#### AIM:
Give every entry again, unchanged, and leave its images out.

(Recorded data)
========

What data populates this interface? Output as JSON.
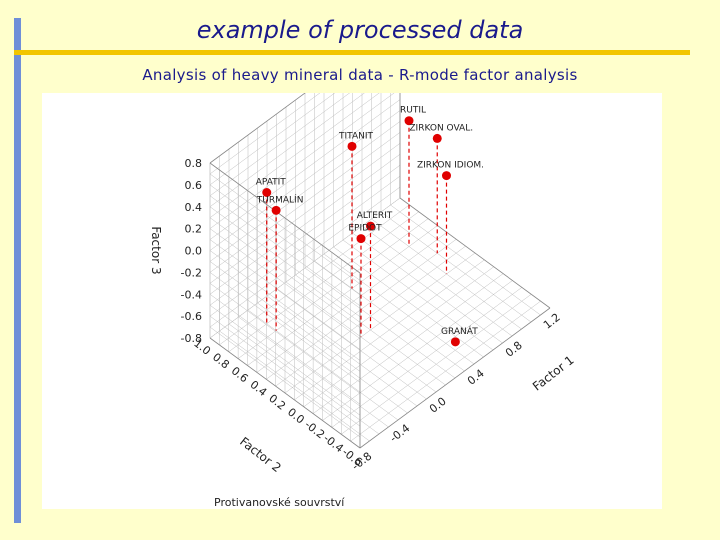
{
  "slide": {
    "title": "example of processed data",
    "subtitle": "Analysis of heavy mineral data - R-mode factor analysis"
  },
  "colors": {
    "background": "#ffffcc",
    "accent_bar": "#6f8fd8",
    "rule": "#f2c500",
    "title_text": "#1a1a8c",
    "point": "#e00000",
    "grid": "#bdbdbd"
  },
  "chart_data": {
    "type": "scatter",
    "subtype": "3d-scatter",
    "caption": "Protivanovské souvrství",
    "axes": {
      "x": {
        "label": "Factor 1",
        "ticks": [
          "-0.8",
          "-0.4",
          "0.0",
          "0.4",
          "0.8",
          "1.2"
        ],
        "range": [
          -0.8,
          1.2
        ]
      },
      "y": {
        "label": "Factor 2",
        "ticks": [
          "1.0",
          "0.8",
          "0.6",
          "0.4",
          "0.2",
          "0.0",
          "-0.2",
          "-0.4",
          "-0.6"
        ],
        "range": [
          -0.6,
          1.0
        ]
      },
      "z": {
        "label": "Factor 3",
        "ticks": [
          "0.8",
          "0.6",
          "0.4",
          "0.2",
          "0.0",
          "-0.2",
          "-0.4",
          "-0.6",
          "-0.8"
        ],
        "range": [
          -0.8,
          0.8
        ]
      }
    },
    "grid": true,
    "drop_lines": true,
    "points": [
      {
        "name": "APATIT",
        "f1": -0.4,
        "f2": 0.8,
        "f3": 0.4
      },
      {
        "name": "TURMALÍN",
        "f1": -0.4,
        "f2": 0.7,
        "f3": 0.3
      },
      {
        "name": "TITANIT",
        "f1": 0.3,
        "f2": 0.6,
        "f3": 0.5
      },
      {
        "name": "ALTERIT",
        "f1": 0.1,
        "f2": 0.2,
        "f3": 0.15
      },
      {
        "name": "EPIDOT",
        "f1": 0.0,
        "f2": 0.2,
        "f3": 0.1
      },
      {
        "name": "RUTIL",
        "f1": 0.9,
        "f2": 0.6,
        "f3": 0.35
      },
      {
        "name": "ZIRKON OVAL.",
        "f1": 1.0,
        "f2": 0.4,
        "f3": 0.25
      },
      {
        "name": "ZIRKON IDIOM.",
        "f1": 0.9,
        "f2": 0.2,
        "f3": 0.1
      },
      {
        "name": "GRANÁT",
        "f1": 0.5,
        "f2": -0.3,
        "f3": -0.85
      }
    ]
  }
}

========

#### RIGHT ANSWER:
What data populates this interface? Output as JSON.
{
  "slide": {
    "title": "example of processed data",
    "subtitle": "Analysis of heavy mineral data - R-mode factor analysis"
  },
  "colors": {
    "background": "#ffffcc",
    "accent_bar": "#6f8fd8",
    "rule": "#f2c500",
    "title_text": "#1a1a8c",
    "point": "#e00000",
    "grid": "#bdbdbd"
  },
  "chart_data": {
    "type": "scatter",
    "subtype": "3d-scatter",
    "caption": "Protivanovské souvrství",
    "axes": {
      "x": {
        "label": "Factor 1",
        "ticks": [
          "-0.8",
          "-0.4",
          "0.0",
          "0.4",
          "0.8",
          "1.2"
        ],
        "range": [
          -0.8,
          1.2
        ]
      },
      "y": {
        "label": "Factor 2",
        "ticks": [
          "1.0",
          "0.8",
          "0.6",
          "0.4",
          "0.2",
          "0.0",
          "-0.2",
          "-0.4",
          "-0.6"
        ],
        "range": [
          -0.6,
          1.0
        ]
      },
      "z": {
        "label": "Factor 3",
        "ticks": [
          "0.8",
          "0.6",
          "0.4",
          "0.2",
          "0.0",
          "-0.2",
          "-0.4",
          "-0.6",
          "-0.8"
        ],
        "range": [
          -0.8,
          0.8
        ]
      }
    },
    "grid": true,
    "drop_lines": true,
    "points": [
      {
        "name": "APATIT",
        "f1": -0.4,
        "f2": 0.8,
        "f3": 0.4
      },
      {
        "name": "TURMALÍN",
        "f1": -0.4,
        "f2": 0.7,
        "f3": 0.3
      },
      {
        "name": "TITANIT",
        "f1": 0.3,
        "f2": 0.6,
        "f3": 0.5
      },
      {
        "name": "ALTERIT",
        "f1": 0.1,
        "f2": 0.2,
        "f3": 0.15
      },
      {
        "name": "EPIDOT",
        "f1": 0.0,
        "f2": 0.2,
        "f3": 0.1
      },
      {
        "name": "RUTIL",
        "f1": 0.9,
        "f2": 0.6,
        "f3": 0.35
      },
      {
        "name": "ZIRKON OVAL.",
        "f1": 1.0,
        "f2": 0.4,
        "f3": 0.25
      },
      {
        "name": "ZIRKON IDIOM.",
        "f1": 0.9,
        "f2": 0.2,
        "f3": 0.1
      },
      {
        "name": "GRANÁT",
        "f1": 0.5,
        "f2": -0.3,
        "f3": -0.85
      }
    ]
  }
}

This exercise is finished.